• _Instructions for the task_
State how many lines in the entries below contain "Total". Write nothing but the number.

[Data listing]
-- -- --
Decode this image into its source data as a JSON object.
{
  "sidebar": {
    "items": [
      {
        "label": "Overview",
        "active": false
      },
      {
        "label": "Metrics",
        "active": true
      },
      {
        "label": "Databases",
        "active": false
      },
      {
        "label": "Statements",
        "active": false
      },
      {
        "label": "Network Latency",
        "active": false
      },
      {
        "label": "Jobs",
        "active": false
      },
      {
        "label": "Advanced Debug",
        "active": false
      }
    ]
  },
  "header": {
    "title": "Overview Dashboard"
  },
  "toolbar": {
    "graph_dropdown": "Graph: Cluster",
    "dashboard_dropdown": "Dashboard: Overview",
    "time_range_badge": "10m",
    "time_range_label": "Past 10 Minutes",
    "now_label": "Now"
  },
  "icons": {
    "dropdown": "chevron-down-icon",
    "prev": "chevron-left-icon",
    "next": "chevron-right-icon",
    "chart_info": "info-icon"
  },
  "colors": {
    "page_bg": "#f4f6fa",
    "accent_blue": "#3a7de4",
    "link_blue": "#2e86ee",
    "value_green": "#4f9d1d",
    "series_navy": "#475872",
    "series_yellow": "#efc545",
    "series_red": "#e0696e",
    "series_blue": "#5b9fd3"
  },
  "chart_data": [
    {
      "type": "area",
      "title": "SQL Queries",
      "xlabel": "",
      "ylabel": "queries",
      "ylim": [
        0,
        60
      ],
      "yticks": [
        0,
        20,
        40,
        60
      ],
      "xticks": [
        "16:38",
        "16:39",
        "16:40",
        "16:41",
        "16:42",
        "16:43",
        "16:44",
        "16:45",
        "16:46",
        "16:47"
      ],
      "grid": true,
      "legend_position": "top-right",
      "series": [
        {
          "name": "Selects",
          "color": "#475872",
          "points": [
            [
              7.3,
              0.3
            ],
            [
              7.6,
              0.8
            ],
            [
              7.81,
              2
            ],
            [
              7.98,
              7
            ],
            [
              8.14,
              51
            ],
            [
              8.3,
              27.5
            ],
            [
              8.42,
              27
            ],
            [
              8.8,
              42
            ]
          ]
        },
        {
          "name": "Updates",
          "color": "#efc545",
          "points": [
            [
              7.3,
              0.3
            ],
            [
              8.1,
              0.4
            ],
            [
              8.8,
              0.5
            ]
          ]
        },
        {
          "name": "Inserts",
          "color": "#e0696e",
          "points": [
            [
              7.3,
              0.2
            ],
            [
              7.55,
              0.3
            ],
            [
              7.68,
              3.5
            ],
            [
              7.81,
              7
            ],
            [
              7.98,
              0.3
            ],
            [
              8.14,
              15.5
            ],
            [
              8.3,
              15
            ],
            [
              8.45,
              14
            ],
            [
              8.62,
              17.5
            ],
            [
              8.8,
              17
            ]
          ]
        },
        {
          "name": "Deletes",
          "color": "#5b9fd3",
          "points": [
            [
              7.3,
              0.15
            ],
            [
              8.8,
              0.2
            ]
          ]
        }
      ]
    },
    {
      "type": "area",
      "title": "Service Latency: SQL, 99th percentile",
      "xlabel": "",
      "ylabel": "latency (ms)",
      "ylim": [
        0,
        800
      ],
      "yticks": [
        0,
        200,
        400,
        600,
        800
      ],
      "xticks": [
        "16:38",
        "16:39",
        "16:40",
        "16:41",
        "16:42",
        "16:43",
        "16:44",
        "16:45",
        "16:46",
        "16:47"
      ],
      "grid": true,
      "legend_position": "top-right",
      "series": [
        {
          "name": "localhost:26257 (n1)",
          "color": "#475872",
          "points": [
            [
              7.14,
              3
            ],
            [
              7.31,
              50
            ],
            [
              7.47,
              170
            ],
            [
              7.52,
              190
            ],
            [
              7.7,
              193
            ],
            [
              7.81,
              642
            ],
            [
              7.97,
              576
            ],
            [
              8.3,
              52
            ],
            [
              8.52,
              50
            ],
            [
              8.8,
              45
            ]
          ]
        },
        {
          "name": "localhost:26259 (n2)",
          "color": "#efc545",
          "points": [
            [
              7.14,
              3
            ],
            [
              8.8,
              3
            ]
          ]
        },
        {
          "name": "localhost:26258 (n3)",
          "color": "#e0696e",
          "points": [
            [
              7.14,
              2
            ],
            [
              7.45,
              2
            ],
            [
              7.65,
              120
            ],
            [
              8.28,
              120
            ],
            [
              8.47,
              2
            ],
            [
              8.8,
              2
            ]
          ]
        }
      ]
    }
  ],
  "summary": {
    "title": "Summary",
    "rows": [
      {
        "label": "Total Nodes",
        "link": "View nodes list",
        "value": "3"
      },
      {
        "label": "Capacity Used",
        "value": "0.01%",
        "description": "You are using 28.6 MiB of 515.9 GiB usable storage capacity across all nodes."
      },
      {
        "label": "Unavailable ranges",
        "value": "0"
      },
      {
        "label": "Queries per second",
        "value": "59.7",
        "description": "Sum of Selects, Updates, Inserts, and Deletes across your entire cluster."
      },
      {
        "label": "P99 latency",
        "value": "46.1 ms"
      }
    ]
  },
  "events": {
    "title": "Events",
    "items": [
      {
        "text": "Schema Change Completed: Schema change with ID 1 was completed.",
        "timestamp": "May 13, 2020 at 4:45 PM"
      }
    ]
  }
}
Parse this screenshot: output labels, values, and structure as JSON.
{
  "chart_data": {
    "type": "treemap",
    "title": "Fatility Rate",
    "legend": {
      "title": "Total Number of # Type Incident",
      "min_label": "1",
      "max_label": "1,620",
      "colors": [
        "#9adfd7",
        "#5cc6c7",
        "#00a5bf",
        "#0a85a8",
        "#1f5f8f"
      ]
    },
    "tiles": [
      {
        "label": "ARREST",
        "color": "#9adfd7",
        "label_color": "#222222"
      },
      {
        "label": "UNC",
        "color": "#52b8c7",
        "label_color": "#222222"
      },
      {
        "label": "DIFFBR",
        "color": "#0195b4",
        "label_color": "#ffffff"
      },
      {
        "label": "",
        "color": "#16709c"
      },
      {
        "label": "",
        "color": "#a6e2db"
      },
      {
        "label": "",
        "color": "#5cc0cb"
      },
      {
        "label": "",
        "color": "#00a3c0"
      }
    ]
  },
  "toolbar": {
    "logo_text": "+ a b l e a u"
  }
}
-- -- --
• _Correct response_
2